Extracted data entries
:::::

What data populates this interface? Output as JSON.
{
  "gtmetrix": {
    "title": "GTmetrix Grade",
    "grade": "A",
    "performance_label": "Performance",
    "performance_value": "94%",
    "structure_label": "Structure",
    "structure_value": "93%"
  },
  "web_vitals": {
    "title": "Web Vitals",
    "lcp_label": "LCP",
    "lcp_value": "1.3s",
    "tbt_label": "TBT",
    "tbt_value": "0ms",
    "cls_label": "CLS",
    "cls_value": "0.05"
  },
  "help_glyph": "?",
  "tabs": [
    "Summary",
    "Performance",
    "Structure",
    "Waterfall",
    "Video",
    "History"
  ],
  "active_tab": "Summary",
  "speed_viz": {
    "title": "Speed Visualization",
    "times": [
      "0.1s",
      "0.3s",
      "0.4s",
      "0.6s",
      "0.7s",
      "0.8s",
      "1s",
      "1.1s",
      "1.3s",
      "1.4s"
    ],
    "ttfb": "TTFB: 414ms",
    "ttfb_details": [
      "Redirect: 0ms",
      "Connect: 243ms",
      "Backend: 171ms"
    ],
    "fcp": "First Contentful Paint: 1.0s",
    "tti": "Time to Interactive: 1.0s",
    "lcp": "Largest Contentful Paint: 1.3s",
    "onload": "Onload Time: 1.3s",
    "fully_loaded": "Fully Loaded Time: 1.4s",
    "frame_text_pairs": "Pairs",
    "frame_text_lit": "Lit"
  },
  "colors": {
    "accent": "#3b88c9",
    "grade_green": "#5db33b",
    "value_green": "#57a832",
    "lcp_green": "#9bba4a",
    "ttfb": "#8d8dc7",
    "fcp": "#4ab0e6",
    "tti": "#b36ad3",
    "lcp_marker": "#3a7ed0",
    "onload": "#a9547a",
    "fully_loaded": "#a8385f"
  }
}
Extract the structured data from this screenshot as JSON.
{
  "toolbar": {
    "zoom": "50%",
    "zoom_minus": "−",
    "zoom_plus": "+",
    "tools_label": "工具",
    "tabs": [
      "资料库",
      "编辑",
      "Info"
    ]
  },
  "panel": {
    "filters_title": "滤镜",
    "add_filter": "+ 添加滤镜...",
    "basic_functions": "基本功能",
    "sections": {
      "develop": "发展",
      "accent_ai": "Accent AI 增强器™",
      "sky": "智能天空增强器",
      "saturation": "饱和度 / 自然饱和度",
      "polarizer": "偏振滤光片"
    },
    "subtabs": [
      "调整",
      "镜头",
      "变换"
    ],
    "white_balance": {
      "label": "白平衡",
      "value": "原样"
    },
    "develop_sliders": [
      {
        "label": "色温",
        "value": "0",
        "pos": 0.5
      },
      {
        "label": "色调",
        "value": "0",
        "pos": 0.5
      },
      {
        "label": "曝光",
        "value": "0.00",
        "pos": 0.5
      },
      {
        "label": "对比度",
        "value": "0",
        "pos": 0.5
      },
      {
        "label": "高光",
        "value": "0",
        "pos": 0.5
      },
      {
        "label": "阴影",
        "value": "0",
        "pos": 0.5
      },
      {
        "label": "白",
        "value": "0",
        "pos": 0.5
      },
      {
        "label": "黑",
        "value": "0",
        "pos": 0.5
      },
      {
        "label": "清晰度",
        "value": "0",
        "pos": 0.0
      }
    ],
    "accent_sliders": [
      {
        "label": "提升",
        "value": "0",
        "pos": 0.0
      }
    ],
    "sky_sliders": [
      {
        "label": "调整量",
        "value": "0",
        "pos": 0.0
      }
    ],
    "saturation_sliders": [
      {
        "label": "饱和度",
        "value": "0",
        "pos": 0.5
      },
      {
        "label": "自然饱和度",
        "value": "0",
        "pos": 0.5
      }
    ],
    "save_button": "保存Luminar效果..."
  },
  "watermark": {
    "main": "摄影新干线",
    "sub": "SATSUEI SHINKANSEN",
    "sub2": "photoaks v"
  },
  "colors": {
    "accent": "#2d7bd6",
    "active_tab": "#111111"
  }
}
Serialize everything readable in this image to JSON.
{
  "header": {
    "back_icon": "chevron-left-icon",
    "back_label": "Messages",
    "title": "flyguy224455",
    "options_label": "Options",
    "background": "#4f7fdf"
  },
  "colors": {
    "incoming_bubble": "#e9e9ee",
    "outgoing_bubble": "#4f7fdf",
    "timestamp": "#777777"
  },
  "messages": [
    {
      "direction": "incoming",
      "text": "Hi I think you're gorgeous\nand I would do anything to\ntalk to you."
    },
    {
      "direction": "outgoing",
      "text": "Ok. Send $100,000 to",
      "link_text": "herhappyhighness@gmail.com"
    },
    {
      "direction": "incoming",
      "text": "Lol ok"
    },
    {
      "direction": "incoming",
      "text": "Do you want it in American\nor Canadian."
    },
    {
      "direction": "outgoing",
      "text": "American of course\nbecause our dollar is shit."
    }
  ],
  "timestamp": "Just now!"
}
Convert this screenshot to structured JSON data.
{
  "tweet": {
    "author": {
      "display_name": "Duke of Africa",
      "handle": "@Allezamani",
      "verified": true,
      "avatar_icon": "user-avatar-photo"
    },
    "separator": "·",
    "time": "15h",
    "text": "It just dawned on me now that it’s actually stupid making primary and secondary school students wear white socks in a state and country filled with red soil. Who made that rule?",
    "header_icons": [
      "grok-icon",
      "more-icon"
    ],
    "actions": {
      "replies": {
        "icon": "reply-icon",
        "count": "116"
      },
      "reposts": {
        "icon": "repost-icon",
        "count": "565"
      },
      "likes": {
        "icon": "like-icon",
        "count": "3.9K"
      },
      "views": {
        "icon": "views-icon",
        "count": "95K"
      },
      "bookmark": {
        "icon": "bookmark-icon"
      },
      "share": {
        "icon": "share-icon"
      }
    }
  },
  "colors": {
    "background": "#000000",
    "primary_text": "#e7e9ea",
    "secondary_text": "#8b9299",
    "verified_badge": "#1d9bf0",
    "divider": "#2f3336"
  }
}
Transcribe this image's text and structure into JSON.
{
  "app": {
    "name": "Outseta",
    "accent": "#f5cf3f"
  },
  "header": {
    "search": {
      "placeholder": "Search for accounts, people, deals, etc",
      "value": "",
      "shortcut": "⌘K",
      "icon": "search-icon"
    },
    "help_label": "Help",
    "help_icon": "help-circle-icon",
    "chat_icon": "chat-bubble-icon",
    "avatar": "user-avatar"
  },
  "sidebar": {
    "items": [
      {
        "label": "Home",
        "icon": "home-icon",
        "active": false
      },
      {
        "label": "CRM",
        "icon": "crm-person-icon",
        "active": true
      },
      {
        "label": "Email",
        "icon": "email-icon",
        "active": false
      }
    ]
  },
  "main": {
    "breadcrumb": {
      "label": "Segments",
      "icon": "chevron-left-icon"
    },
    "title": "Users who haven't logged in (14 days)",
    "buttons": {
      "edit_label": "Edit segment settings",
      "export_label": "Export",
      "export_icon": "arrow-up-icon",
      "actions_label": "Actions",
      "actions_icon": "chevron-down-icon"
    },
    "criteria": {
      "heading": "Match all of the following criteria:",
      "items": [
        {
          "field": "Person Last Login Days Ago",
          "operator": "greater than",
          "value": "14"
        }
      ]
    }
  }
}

:::::

— Task details —
Search the preceding listing for the word "background" and pull out every line that holds it.

— Result of the exercise —
    "background": "#4f7fdf"
    "background": "#000000",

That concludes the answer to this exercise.